**What to produce**
Reply with nothing except the number of lines that contain the word "color".

**Items from a dataset**

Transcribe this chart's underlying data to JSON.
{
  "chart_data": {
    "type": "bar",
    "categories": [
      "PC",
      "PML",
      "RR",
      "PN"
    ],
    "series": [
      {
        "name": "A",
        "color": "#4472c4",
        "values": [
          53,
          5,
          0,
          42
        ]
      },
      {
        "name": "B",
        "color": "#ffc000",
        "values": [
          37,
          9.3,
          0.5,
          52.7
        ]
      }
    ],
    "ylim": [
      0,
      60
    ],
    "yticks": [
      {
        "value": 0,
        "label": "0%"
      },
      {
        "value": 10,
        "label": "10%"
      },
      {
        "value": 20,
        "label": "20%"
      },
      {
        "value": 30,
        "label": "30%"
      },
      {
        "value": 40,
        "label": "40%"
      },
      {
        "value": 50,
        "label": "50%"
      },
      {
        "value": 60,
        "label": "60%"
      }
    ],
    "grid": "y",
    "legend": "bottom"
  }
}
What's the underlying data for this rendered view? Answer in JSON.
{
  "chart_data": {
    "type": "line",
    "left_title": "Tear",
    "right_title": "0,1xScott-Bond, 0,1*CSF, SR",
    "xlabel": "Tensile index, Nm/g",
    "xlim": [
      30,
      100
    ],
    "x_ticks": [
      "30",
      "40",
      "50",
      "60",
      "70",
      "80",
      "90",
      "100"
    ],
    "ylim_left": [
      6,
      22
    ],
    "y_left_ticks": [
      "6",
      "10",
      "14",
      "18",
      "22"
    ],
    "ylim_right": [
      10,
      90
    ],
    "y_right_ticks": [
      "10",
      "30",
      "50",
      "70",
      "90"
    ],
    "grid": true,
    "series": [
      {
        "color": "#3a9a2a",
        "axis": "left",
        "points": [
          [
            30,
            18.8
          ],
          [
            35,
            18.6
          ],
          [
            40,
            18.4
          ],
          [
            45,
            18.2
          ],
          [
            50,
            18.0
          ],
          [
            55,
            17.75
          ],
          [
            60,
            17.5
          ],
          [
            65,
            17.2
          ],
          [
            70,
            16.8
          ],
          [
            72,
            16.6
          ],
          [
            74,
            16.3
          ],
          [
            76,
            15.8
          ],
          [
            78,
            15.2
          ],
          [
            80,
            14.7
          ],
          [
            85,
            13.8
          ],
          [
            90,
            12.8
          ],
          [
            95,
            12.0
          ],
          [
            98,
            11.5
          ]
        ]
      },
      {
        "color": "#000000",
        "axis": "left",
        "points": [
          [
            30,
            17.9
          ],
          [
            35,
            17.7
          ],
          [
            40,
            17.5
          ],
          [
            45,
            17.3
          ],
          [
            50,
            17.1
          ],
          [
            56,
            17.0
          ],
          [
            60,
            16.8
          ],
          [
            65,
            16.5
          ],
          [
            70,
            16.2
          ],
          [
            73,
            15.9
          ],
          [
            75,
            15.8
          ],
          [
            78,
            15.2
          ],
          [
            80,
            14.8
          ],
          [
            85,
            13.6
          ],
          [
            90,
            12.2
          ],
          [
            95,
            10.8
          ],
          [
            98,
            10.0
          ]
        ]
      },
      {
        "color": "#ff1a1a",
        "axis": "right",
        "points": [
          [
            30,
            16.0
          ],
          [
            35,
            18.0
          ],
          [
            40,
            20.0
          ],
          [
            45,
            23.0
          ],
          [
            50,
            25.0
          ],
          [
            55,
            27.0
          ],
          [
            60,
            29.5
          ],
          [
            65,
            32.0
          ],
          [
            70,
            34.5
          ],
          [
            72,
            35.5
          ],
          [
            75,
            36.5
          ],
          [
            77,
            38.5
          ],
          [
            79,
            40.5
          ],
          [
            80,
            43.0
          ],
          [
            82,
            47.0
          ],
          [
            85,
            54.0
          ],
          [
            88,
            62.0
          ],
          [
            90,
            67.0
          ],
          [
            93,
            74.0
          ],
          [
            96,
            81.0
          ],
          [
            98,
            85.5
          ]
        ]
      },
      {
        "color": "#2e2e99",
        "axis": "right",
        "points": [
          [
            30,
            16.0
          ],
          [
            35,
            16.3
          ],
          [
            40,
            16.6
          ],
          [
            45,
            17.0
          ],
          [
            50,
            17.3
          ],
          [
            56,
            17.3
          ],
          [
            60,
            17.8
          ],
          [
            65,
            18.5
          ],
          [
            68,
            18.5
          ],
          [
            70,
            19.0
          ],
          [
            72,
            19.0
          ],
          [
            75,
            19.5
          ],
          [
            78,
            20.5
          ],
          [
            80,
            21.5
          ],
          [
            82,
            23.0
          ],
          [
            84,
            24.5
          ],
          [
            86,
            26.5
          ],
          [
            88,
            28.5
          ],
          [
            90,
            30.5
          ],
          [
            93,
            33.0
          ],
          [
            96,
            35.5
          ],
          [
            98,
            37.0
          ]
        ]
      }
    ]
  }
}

**The reply**
6